━━ Data section
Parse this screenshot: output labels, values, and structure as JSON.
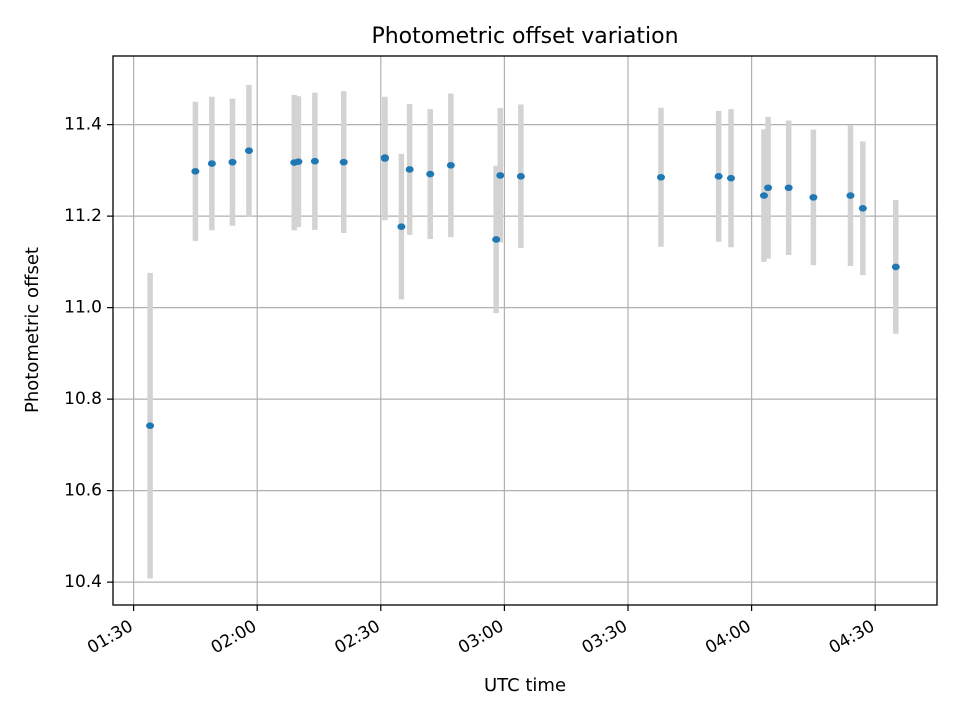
{
  "chart_data": {
    "type": "scatter",
    "title": "Photometric offset variation",
    "xlabel": "UTC time",
    "ylabel": "Photometric offset",
    "xlim": [
      "01:25",
      "04:45"
    ],
    "ylim": [
      10.35,
      11.55
    ],
    "x_ticks": [
      "01:30",
      "02:00",
      "02:30",
      "03:00",
      "03:30",
      "04:00",
      "04:30"
    ],
    "y_ticks": [
      10.4,
      10.6,
      10.8,
      11.0,
      11.2,
      11.4
    ],
    "y_tick_labels": [
      "10.4",
      "10.6",
      "10.8",
      "11.0",
      "11.2",
      "11.4"
    ],
    "grid": true,
    "colors": {
      "point": "#1f77b4",
      "errorbar": "#d3d3d3",
      "grid": "#b0b0b0"
    },
    "points": [
      {
        "x": "01:34",
        "y": 10.742,
        "yerr": 0.334
      },
      {
        "x": "01:45",
        "y": 11.298,
        "yerr": 0.152
      },
      {
        "x": "01:49",
        "y": 11.315,
        "yerr": 0.146
      },
      {
        "x": "01:54",
        "y": 11.318,
        "yerr": 0.139
      },
      {
        "x": "01:58",
        "y": 11.343,
        "yerr": 0.144
      },
      {
        "x": "02:09",
        "y": 11.317,
        "yerr": 0.148
      },
      {
        "x": "02:10",
        "y": 11.319,
        "yerr": 0.143
      },
      {
        "x": "02:14",
        "y": 11.32,
        "yerr": 0.15
      },
      {
        "x": "02:21",
        "y": 11.318,
        "yerr": 0.155
      },
      {
        "x": "02:31",
        "y": 11.326,
        "yerr": 0.135
      },
      {
        "x": "02:31",
        "y": 11.328,
        "yerr": 0.131
      },
      {
        "x": "02:35",
        "y": 11.177,
        "yerr": 0.159
      },
      {
        "x": "02:37",
        "y": 11.302,
        "yerr": 0.143
      },
      {
        "x": "02:42",
        "y": 11.292,
        "yerr": 0.142
      },
      {
        "x": "02:47",
        "y": 11.311,
        "yerr": 0.157
      },
      {
        "x": "02:58",
        "y": 11.149,
        "yerr": 0.161
      },
      {
        "x": "02:59",
        "y": 11.289,
        "yerr": 0.147
      },
      {
        "x": "03:04",
        "y": 11.287,
        "yerr": 0.157
      },
      {
        "x": "03:38",
        "y": 11.285,
        "yerr": 0.152
      },
      {
        "x": "03:52",
        "y": 11.287,
        "yerr": 0.143
      },
      {
        "x": "03:55",
        "y": 11.283,
        "yerr": 0.151
      },
      {
        "x": "04:03",
        "y": 11.245,
        "yerr": 0.145
      },
      {
        "x": "04:04",
        "y": 11.262,
        "yerr": 0.155
      },
      {
        "x": "04:09",
        "y": 11.262,
        "yerr": 0.147
      },
      {
        "x": "04:15",
        "y": 11.241,
        "yerr": 0.148
      },
      {
        "x": "04:24",
        "y": 11.245,
        "yerr": 0.154
      },
      {
        "x": "04:27",
        "y": 11.217,
        "yerr": 0.146
      },
      {
        "x": "04:35",
        "y": 11.089,
        "yerr": 0.146
      }
    ]
  }
}
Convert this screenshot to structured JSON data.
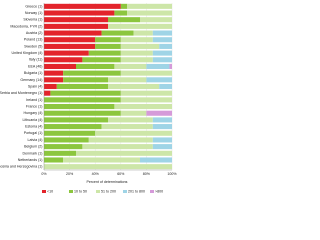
{
  "chart_data": {
    "type": "stacked-bar-horizontal",
    "x_label": "Percent of determinations",
    "categories": [
      "Greece (1)",
      "Norway (1)",
      "Slovenia (1)",
      "Macedonia, FYR (2)",
      "Austria (2)",
      "Poland (13)",
      "Sweden (5)",
      "United Kingdom (4)",
      "Italy (11)",
      "EEA (46)",
      "Bulgaria (1)",
      "Germany (14)",
      "Spain (4)",
      "Serbia and Montenegro (1)",
      "Ireland (1)",
      "France (1)",
      "Hungary (4)",
      "Lithuania (4)",
      "Estonia (4)",
      "Portugal (1)",
      "Latvia (4)",
      "Belgium (2)",
      "Denmark (1)",
      "Netherlands (1)",
      "Bosnia and Herzegovina (1)"
    ],
    "series": [
      {
        "name": "<10",
        "color": "#e3242b",
        "values": [
          60,
          55,
          50,
          50,
          45,
          40,
          40,
          35,
          30,
          25,
          15,
          15,
          10,
          5,
          0,
          0,
          0,
          0,
          0,
          0,
          0,
          0,
          0,
          0,
          0
        ]
      },
      {
        "name": "10 to 50",
        "color": "#8cc63e",
        "values": [
          5,
          10,
          25,
          0,
          25,
          20,
          20,
          25,
          30,
          30,
          45,
          35,
          40,
          55,
          60,
          55,
          60,
          50,
          45,
          40,
          35,
          30,
          25,
          15,
          0
        ]
      },
      {
        "name": "51 to 200",
        "color": "#cde6a8",
        "values": [
          35,
          35,
          25,
          50,
          15,
          25,
          30,
          25,
          25,
          25,
          40,
          30,
          40,
          40,
          40,
          45,
          20,
          35,
          40,
          60,
          50,
          55,
          75,
          60,
          100
        ]
      },
      {
        "name": "201 to 800",
        "color": "#9fd4e6",
        "values": [
          0,
          0,
          0,
          0,
          15,
          15,
          10,
          15,
          15,
          18,
          0,
          20,
          10,
          0,
          0,
          0,
          0,
          15,
          15,
          0,
          15,
          15,
          0,
          25,
          0
        ]
      },
      {
        "name": ">800",
        "color": "#d59ad9",
        "values": [
          0,
          0,
          0,
          0,
          0,
          0,
          0,
          0,
          0,
          2,
          0,
          0,
          0,
          0,
          0,
          0,
          20,
          0,
          0,
          0,
          0,
          0,
          0,
          0,
          0
        ]
      }
    ],
    "xlim": [
      0,
      100
    ],
    "xticks": [
      {
        "value": 0,
        "label": "0%"
      },
      {
        "value": 20,
        "label": "20%"
      },
      {
        "value": 40,
        "label": "40%"
      },
      {
        "value": 60,
        "label": "60%"
      },
      {
        "value": 80,
        "label": "80%"
      },
      {
        "value": 100,
        "label": "100%"
      }
    ],
    "grid": true,
    "legend": "bottom"
  }
}
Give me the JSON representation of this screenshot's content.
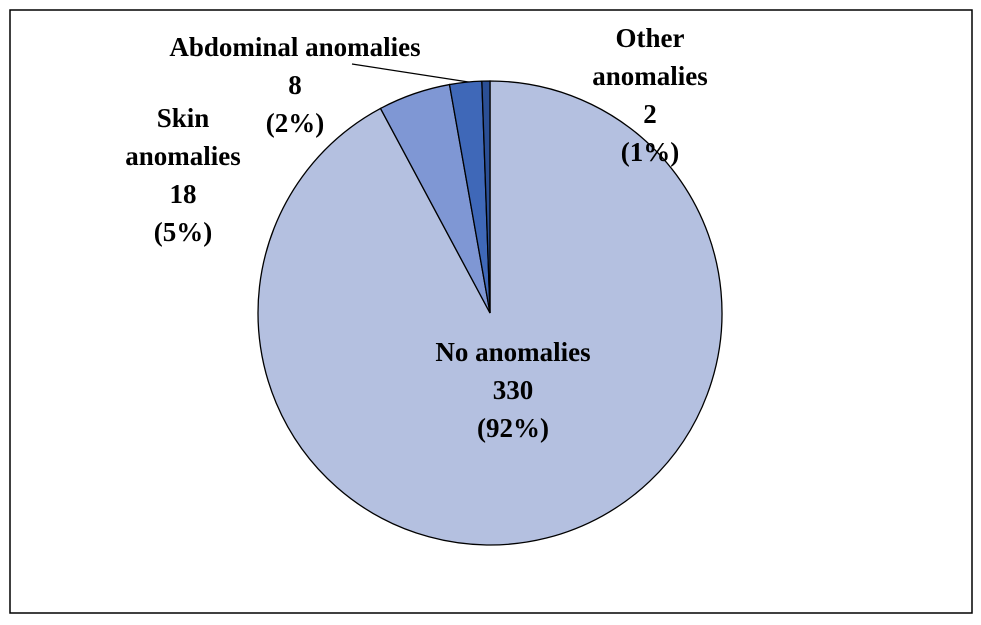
{
  "chart_data": {
    "type": "pie",
    "categories": [
      "No anomalies",
      "Skin anomalies",
      "Abdominal anomalies",
      "Other anomalies"
    ],
    "values": [
      330,
      18,
      8,
      2
    ],
    "percent_labels": [
      "(92%)",
      "(5%)",
      "(2%)",
      "(1%)"
    ],
    "colors": [
      "#b4c0e0",
      "#7f97d4",
      "#3f68b8",
      "#2b4f95"
    ]
  }
}
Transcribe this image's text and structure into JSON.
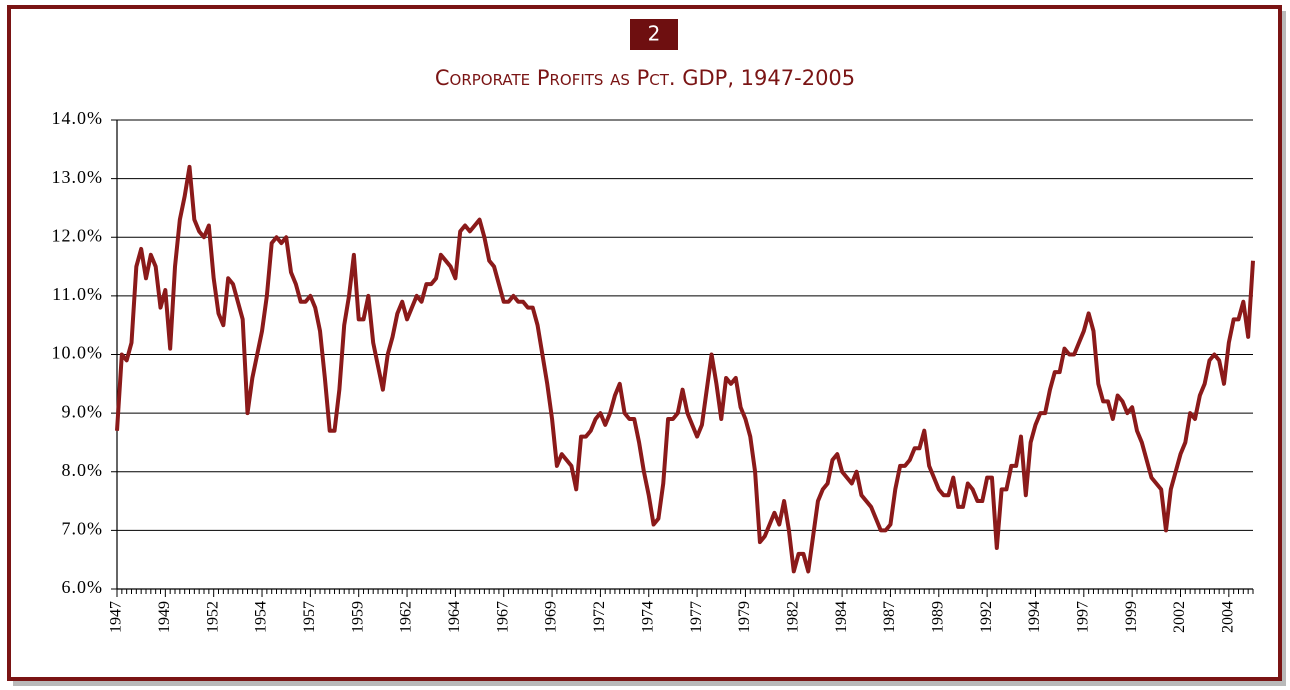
{
  "badge": "2",
  "chart_data": {
    "type": "line",
    "title": "Corporate Profits as Pct. GDP, 1947-2005",
    "categories": [
      "1947",
      null,
      null,
      null,
      null,
      null,
      null,
      null,
      null,
      null,
      "1949",
      null,
      null,
      null,
      null,
      null,
      null,
      null,
      null,
      null,
      "1952",
      null,
      null,
      null,
      null,
      null,
      null,
      null,
      null,
      null,
      "1954",
      null,
      null,
      null,
      null,
      null,
      null,
      null,
      null,
      null,
      "1957",
      null,
      null,
      null,
      null,
      null,
      null,
      null,
      null,
      null,
      "1959",
      null,
      null,
      null,
      null,
      null,
      null,
      null,
      null,
      null,
      "1962",
      null,
      null,
      null,
      null,
      null,
      null,
      null,
      null,
      null,
      "1964",
      null,
      null,
      null,
      null,
      null,
      null,
      null,
      null,
      null,
      "1967",
      null,
      null,
      null,
      null,
      null,
      null,
      null,
      null,
      null,
      "1969",
      null,
      null,
      null,
      null,
      null,
      null,
      null,
      null,
      null,
      "1972",
      null,
      null,
      null,
      null,
      null,
      null,
      null,
      null,
      null,
      "1974",
      null,
      null,
      null,
      null,
      null,
      null,
      null,
      null,
      null,
      "1977",
      null,
      null,
      null,
      null,
      null,
      null,
      null,
      null,
      null,
      "1979",
      null,
      null,
      null,
      null,
      null,
      null,
      null,
      null,
      null,
      "1982",
      null,
      null,
      null,
      null,
      null,
      null,
      null,
      null,
      null,
      "1984",
      null,
      null,
      null,
      null,
      null,
      null,
      null,
      null,
      null,
      "1987",
      null,
      null,
      null,
      null,
      null,
      null,
      null,
      null,
      null,
      "1989",
      null,
      null,
      null,
      null,
      null,
      null,
      null,
      null,
      null,
      "1992",
      null,
      null,
      null,
      null,
      null,
      null,
      null,
      null,
      null,
      "1994",
      null,
      null,
      null,
      null,
      null,
      null,
      null,
      null,
      null,
      "1997",
      null,
      null,
      null,
      null,
      null,
      null,
      null,
      null,
      null,
      "1999",
      null,
      null,
      null,
      null,
      null,
      null,
      null,
      null,
      null,
      "2002",
      null,
      null,
      null,
      null,
      null,
      null,
      null,
      null,
      null,
      "2004",
      null,
      null,
      null,
      null,
      null
    ],
    "series": [
      {
        "name": "Corporate Profits as Pct. GDP",
        "color": "#8b1a1a",
        "values": [
          8.7,
          10.0,
          9.9,
          10.2,
          11.5,
          11.8,
          11.3,
          11.7,
          11.5,
          10.8,
          11.1,
          10.1,
          11.5,
          12.3,
          12.7,
          13.2,
          12.3,
          12.1,
          12.0,
          12.2,
          11.3,
          10.7,
          10.5,
          11.3,
          11.2,
          10.9,
          10.6,
          9.0,
          9.6,
          10.0,
          10.4,
          11.0,
          11.9,
          12.0,
          11.9,
          12.0,
          11.4,
          11.2,
          10.9,
          10.9,
          11.0,
          10.8,
          10.4,
          9.6,
          8.7,
          8.7,
          9.4,
          10.5,
          11.0,
          11.7,
          10.6,
          10.6,
          11.0,
          10.2,
          9.8,
          9.4,
          10.0,
          10.3,
          10.7,
          10.9,
          10.6,
          10.8,
          11.0,
          10.9,
          11.2,
          11.2,
          11.3,
          11.7,
          11.6,
          11.5,
          11.3,
          12.1,
          12.2,
          12.1,
          12.2,
          12.3,
          12.0,
          11.6,
          11.5,
          11.2,
          10.9,
          10.9,
          11.0,
          10.9,
          10.9,
          10.8,
          10.8,
          10.5,
          10.0,
          9.5,
          8.9,
          8.1,
          8.3,
          8.2,
          8.1,
          7.7,
          8.6,
          8.6,
          8.7,
          8.9,
          9.0,
          8.8,
          9.0,
          9.3,
          9.5,
          9.0,
          8.9,
          8.9,
          8.5,
          8.0,
          7.6,
          7.1,
          7.2,
          7.8,
          8.9,
          8.9,
          9.0,
          9.4,
          9.0,
          8.8,
          8.6,
          8.8,
          9.4,
          10.0,
          9.5,
          8.9,
          9.6,
          9.5,
          9.6,
          9.1,
          8.9,
          8.6,
          8.0,
          6.8,
          6.9,
          7.1,
          7.3,
          7.1,
          7.5,
          7.0,
          6.3,
          6.6,
          6.6,
          6.3,
          6.9,
          7.5,
          7.7,
          7.8,
          8.2,
          8.3,
          8.0,
          7.9,
          7.8,
          8.0,
          7.6,
          7.5,
          7.4,
          7.2,
          7.0,
          7.0,
          7.1,
          7.7,
          8.1,
          8.1,
          8.2,
          8.4,
          8.4,
          8.7,
          8.1,
          7.9,
          7.7,
          7.6,
          7.6,
          7.9,
          7.4,
          7.4,
          7.8,
          7.7,
          7.5,
          7.5,
          7.9,
          7.9,
          6.7,
          7.7,
          7.7,
          8.1,
          8.1,
          8.6,
          7.6,
          8.5,
          8.8,
          9.0,
          9.0,
          9.4,
          9.7,
          9.7,
          10.1,
          10.0,
          10.0,
          10.2,
          10.4,
          10.7,
          10.4,
          9.5,
          9.2,
          9.2,
          8.9,
          9.3,
          9.2,
          9.0,
          9.1,
          8.7,
          8.5,
          8.2,
          7.9,
          7.8,
          7.7,
          7.0,
          7.7,
          8.0,
          8.3,
          8.5,
          9.0,
          8.9,
          9.3,
          9.5,
          9.9,
          10.0,
          9.9,
          9.5,
          10.2,
          10.6,
          10.6,
          10.9,
          10.3,
          11.6
        ]
      }
    ],
    "ylim": [
      6,
      14
    ],
    "yticks": [
      {
        "value": 6,
        "label": "6.0%"
      },
      {
        "value": 7,
        "label": "7.0%"
      },
      {
        "value": 8,
        "label": "8.0%"
      },
      {
        "value": 9,
        "label": "9.0%"
      },
      {
        "value": 10,
        "label": "10.0%"
      },
      {
        "value": 11,
        "label": "11.0%"
      },
      {
        "value": 12,
        "label": "12.0%"
      },
      {
        "value": 13,
        "label": "13.0%"
      },
      {
        "value": 14,
        "label": "14.0%"
      }
    ],
    "grid": true,
    "legend": false
  }
}
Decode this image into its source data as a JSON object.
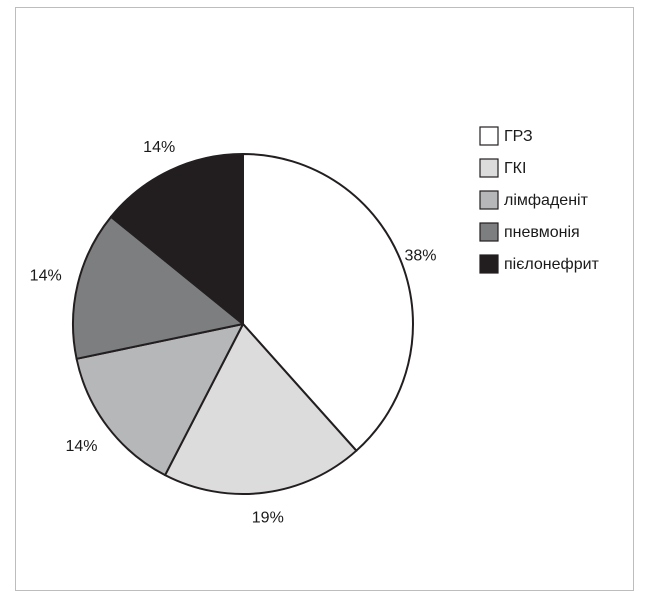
{
  "chart_data": {
    "type": "pie",
    "categories": [
      "ГРЗ",
      "ГКІ",
      "лімфаденіт",
      "пневмонія",
      "пієлонефрит"
    ],
    "values": [
      38,
      19,
      14,
      14,
      14
    ],
    "value_labels": [
      "38%",
      "19%",
      "14%",
      "14%",
      "14%"
    ],
    "colors": [
      "#ffffff",
      "#dcdcdc",
      "#b5b7b9",
      "#7d7e80",
      "#221e1f"
    ],
    "start_angle": "12 o'clock",
    "direction": "clockwise",
    "legend_position": "right",
    "title": "",
    "edge_color": "#231f20"
  }
}
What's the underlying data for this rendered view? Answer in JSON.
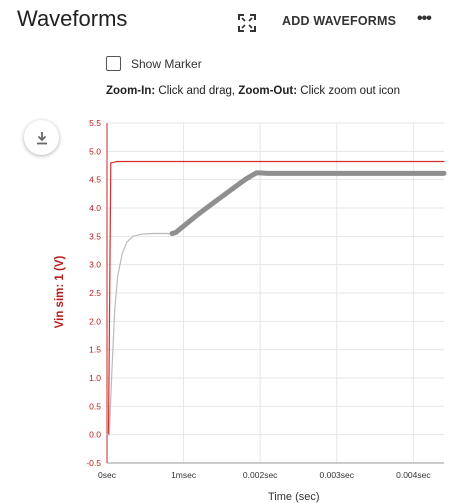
{
  "header": {
    "title": "Waveforms",
    "add_label": "ADD WAVEFORMS",
    "more_label": "•••"
  },
  "controls": {
    "show_marker_label": "Show Marker",
    "show_marker_checked": false,
    "zoom_in_label": "Zoom-In:",
    "zoom_in_text": " Click and drag, ",
    "zoom_out_label": "Zoom-Out:",
    "zoom_out_text": " Click zoom out icon"
  },
  "chart_data": {
    "type": "line",
    "ylabel": "Vin sim: 1 (V)",
    "xlabel": "Time (sec)",
    "ylim": [
      -0.5,
      5.5
    ],
    "xlim": [
      0,
      0.0044
    ],
    "y_ticks": [
      "5.5",
      "5.0",
      "4.5",
      "4.0",
      "3.5",
      "3.0",
      "2.5",
      "2.0",
      "1.5",
      "1.0",
      "0.5",
      "0.0",
      "-0.5"
    ],
    "x_ticks": [
      {
        "value": 0,
        "label": "0sec"
      },
      {
        "value": 0.001,
        "label": "1msec"
      },
      {
        "value": 0.002,
        "label": "0.002sec"
      },
      {
        "value": 0.003,
        "label": "0.003sec"
      },
      {
        "value": 0.004,
        "label": "0.004sec"
      }
    ],
    "grid": true,
    "series": [
      {
        "color": "#d32f2f",
        "x": [
          0,
          2e-05,
          5e-05,
          8e-05,
          0.00012,
          0.0044
        ],
        "y": [
          0,
          0,
          4.8,
          4.8,
          4.82,
          4.82
        ]
      },
      {
        "color": "#bbbbbb",
        "x": [
          0,
          3e-05,
          6e-05,
          0.0001,
          0.00014,
          0.0002,
          0.00026,
          0.00034,
          0.00045,
          0.0006,
          0.0008,
          0.00085
        ],
        "y": [
          0,
          0.0,
          1.0,
          2.2,
          2.8,
          3.2,
          3.4,
          3.5,
          3.54,
          3.55,
          3.55,
          3.55
        ]
      },
      {
        "color": "#8f8f8f",
        "x": [
          0.00085,
          0.0009,
          0.001,
          0.0012,
          0.0014,
          0.0016,
          0.0018,
          0.0019,
          0.00195,
          0.002,
          0.0021,
          0.0025,
          0.003,
          0.0035,
          0.004,
          0.0044
        ],
        "y": [
          3.55,
          3.57,
          3.68,
          3.9,
          4.1,
          4.3,
          4.5,
          4.58,
          4.62,
          4.62,
          4.61,
          4.61,
          4.61,
          4.61,
          4.61,
          4.61
        ]
      }
    ]
  }
}
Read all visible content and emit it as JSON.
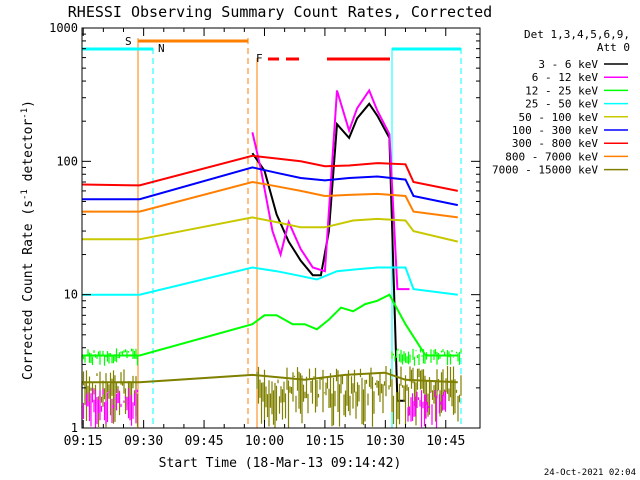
━━━━
Goal:
Answer with one number: how many lines in the listing hold "Click".

Response to the task:
2